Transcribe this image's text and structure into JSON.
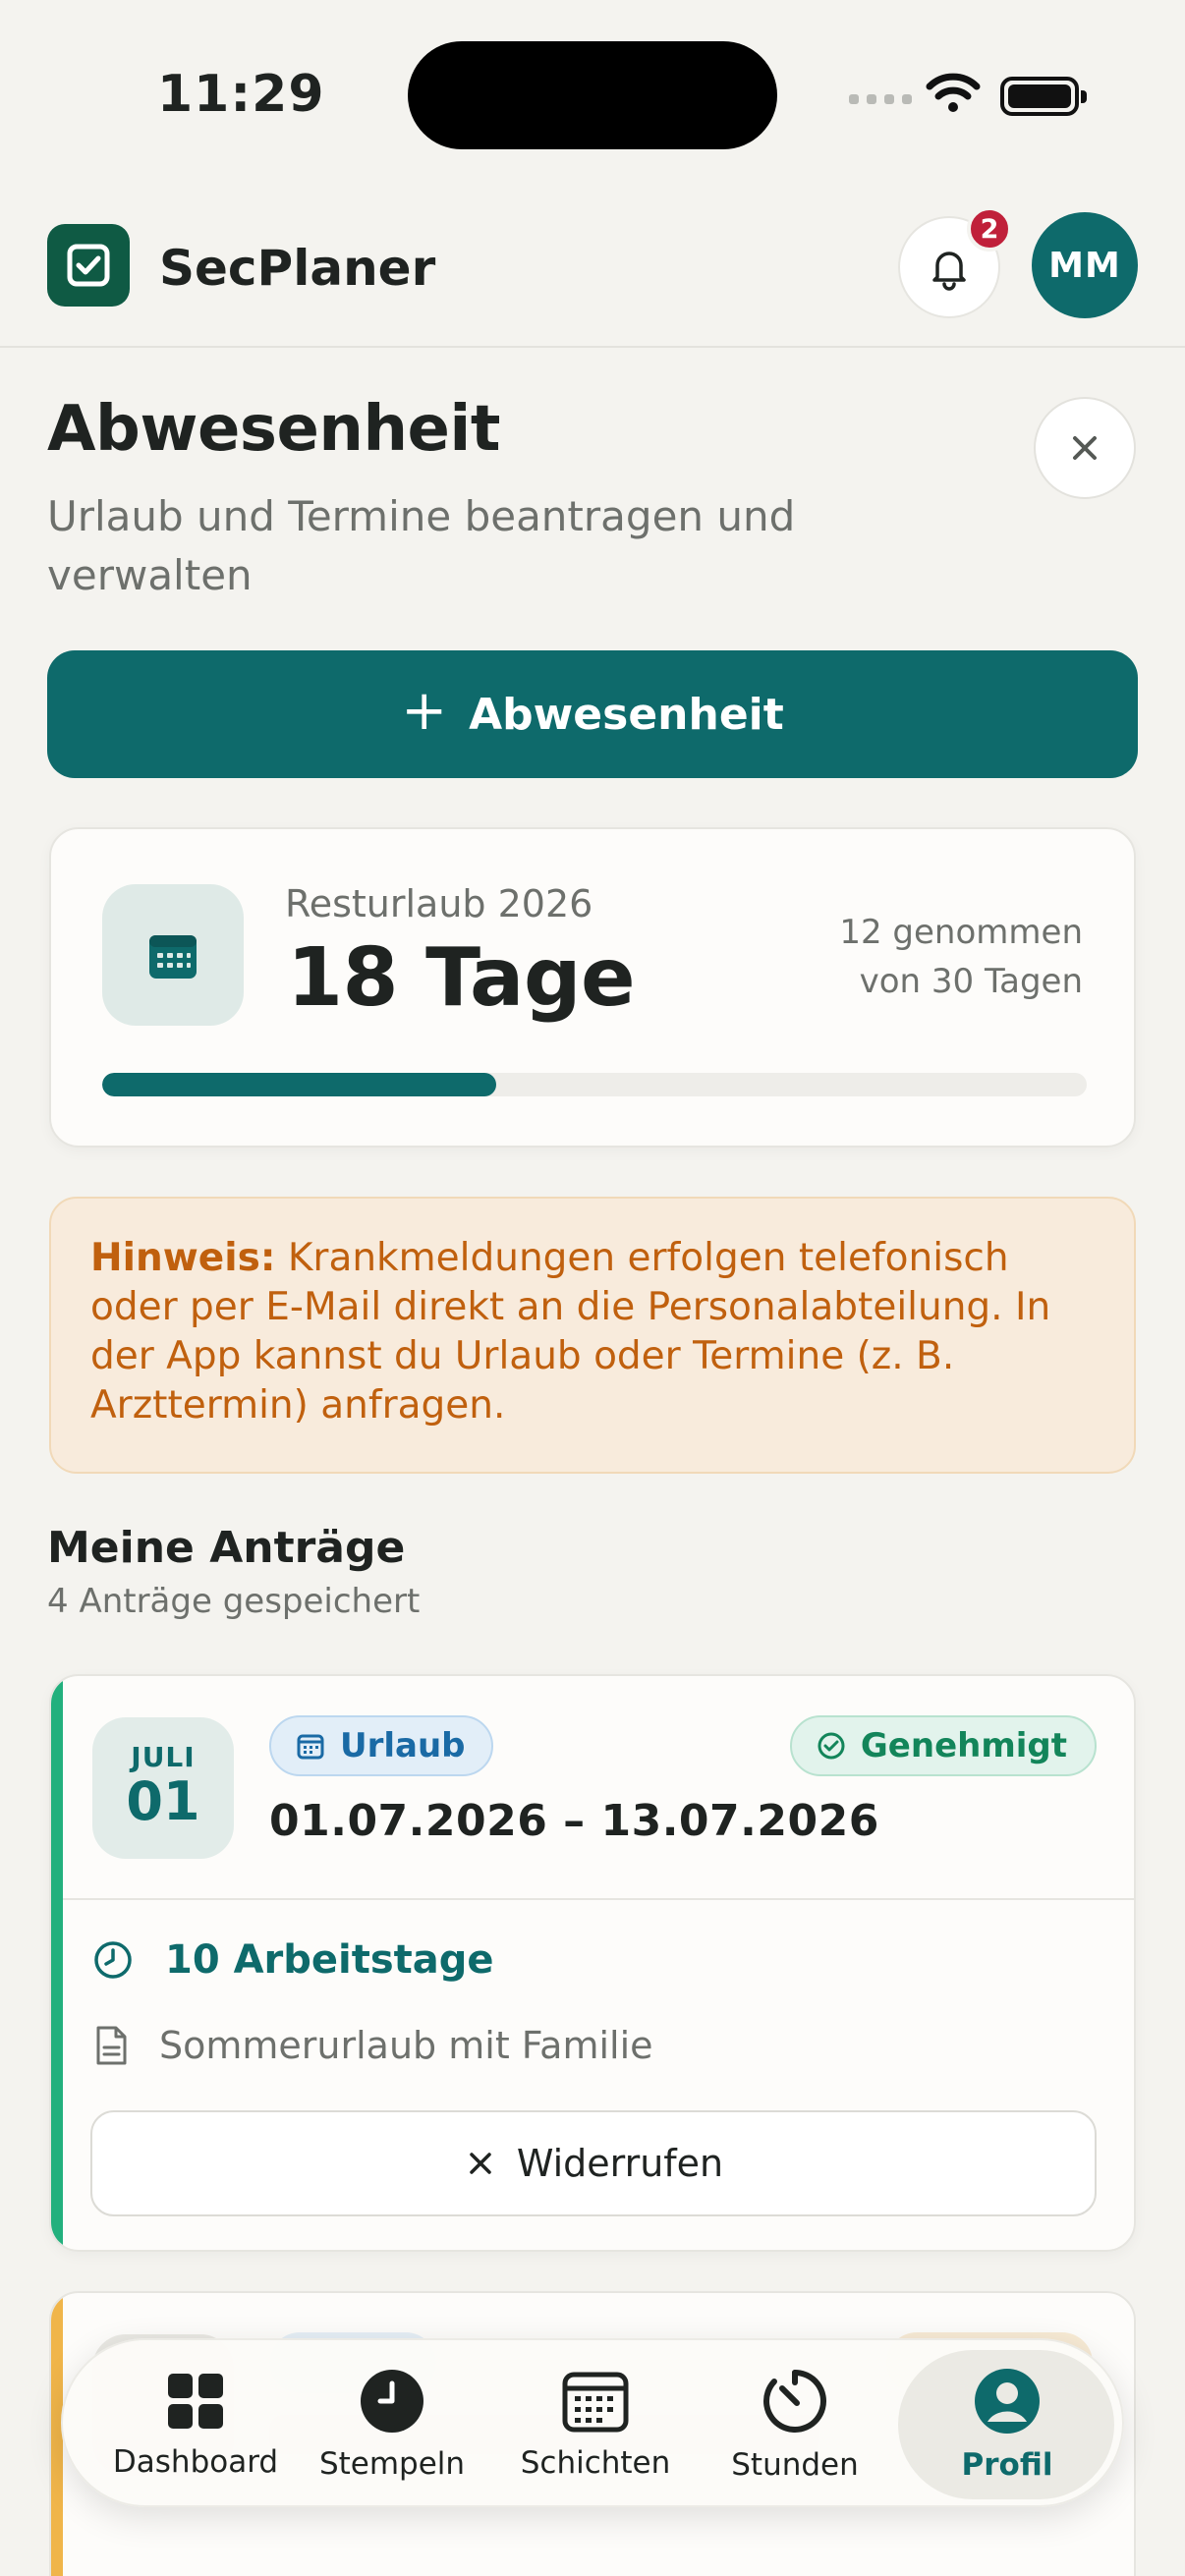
{
  "status_bar": {
    "time": "11:29"
  },
  "app": {
    "name": "SecPlaner",
    "notification_count": "2",
    "avatar_initials": "MM"
  },
  "page": {
    "title": "Abwesenheit",
    "subtitle": "Urlaub und Termine beantragen und verwalten"
  },
  "actions": {
    "add_label": "Abwesenheit",
    "add_icon": "+"
  },
  "leave": {
    "label": "Resturlaub 2026",
    "value": "18 Tage",
    "taken": "12 genommen",
    "of_total": "von 30 Tagen",
    "progress_fraction": 0.4
  },
  "notice": {
    "prefix": "Hinweis:",
    "text": " Krankmeldungen erfolgen telefonisch oder per E-Mail direkt an die Personalabteilung. In der App kannst du Urlaub oder Termine (z. B. Arzttermin) anfragen."
  },
  "requests_section": {
    "title": "Meine Anträge",
    "count_text": "4 Anträge gespeichert"
  },
  "requests": [
    {
      "month": "JULI",
      "day": "01",
      "type": "Urlaub",
      "status": "Genehmigt",
      "date_range": "01.07.2026 – 13.07.2026",
      "workdays": "10 Arbeitstage",
      "note": "Sommerurlaub mit Familie",
      "withdraw_label": "Widerrufen"
    }
  ],
  "tabs": [
    {
      "label": "Dashboard",
      "icon": "dashboard-icon"
    },
    {
      "label": "Stempeln",
      "icon": "clock-icon"
    },
    {
      "label": "Schichten",
      "icon": "calendar-icon"
    },
    {
      "label": "Stunden",
      "icon": "timer-icon"
    },
    {
      "label": "Profil",
      "icon": "profile-icon",
      "active": true
    }
  ],
  "colors": {
    "primary": "#0e6a6b",
    "brand": "#0f5a44",
    "approved": "#13855a",
    "notice": "#c0600e",
    "badge": "#c0203a"
  }
}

● ● ●

# REQUIREMENT
All of the listing is to be written out exactly, with the pictures left out.

# THE COMPLETED TASK
Transcribe this image's text and structure into JSON.
{
  "status_bar": {
    "time": "11:29"
  },
  "app": {
    "name": "SecPlaner",
    "notification_count": "2",
    "avatar_initials": "MM"
  },
  "page": {
    "title": "Abwesenheit",
    "subtitle": "Urlaub und Termine beantragen und verwalten"
  },
  "actions": {
    "add_label": "Abwesenheit",
    "add_icon": "+"
  },
  "leave": {
    "label": "Resturlaub 2026",
    "value": "18 Tage",
    "taken": "12 genommen",
    "of_total": "von 30 Tagen",
    "progress_fraction": 0.4
  },
  "notice": {
    "prefix": "Hinweis:",
    "text": " Krankmeldungen erfolgen telefonisch oder per E-Mail direkt an die Personalabteilung. In der App kannst du Urlaub oder Termine (z. B. Arzttermin) anfragen."
  },
  "requests_section": {
    "title": "Meine Anträge",
    "count_text": "4 Anträge gespeichert"
  },
  "requests": [
    {
      "month": "JULI",
      "day": "01",
      "type": "Urlaub",
      "status": "Genehmigt",
      "date_range": "01.07.2026 – 13.07.2026",
      "workdays": "10 Arbeitstage",
      "note": "Sommerurlaub mit Familie",
      "withdraw_label": "Widerrufen"
    }
  ],
  "tabs": [
    {
      "label": "Dashboard",
      "icon": "dashboard-icon"
    },
    {
      "label": "Stempeln",
      "icon": "clock-icon"
    },
    {
      "label": "Schichten",
      "icon": "calendar-icon"
    },
    {
      "label": "Stunden",
      "icon": "timer-icon"
    },
    {
      "label": "Profil",
      "icon": "profile-icon",
      "active": true
    }
  ],
  "colors": {
    "primary": "#0e6a6b",
    "brand": "#0f5a44",
    "approved": "#13855a",
    "notice": "#c0600e",
    "badge": "#c0203a"
  }
}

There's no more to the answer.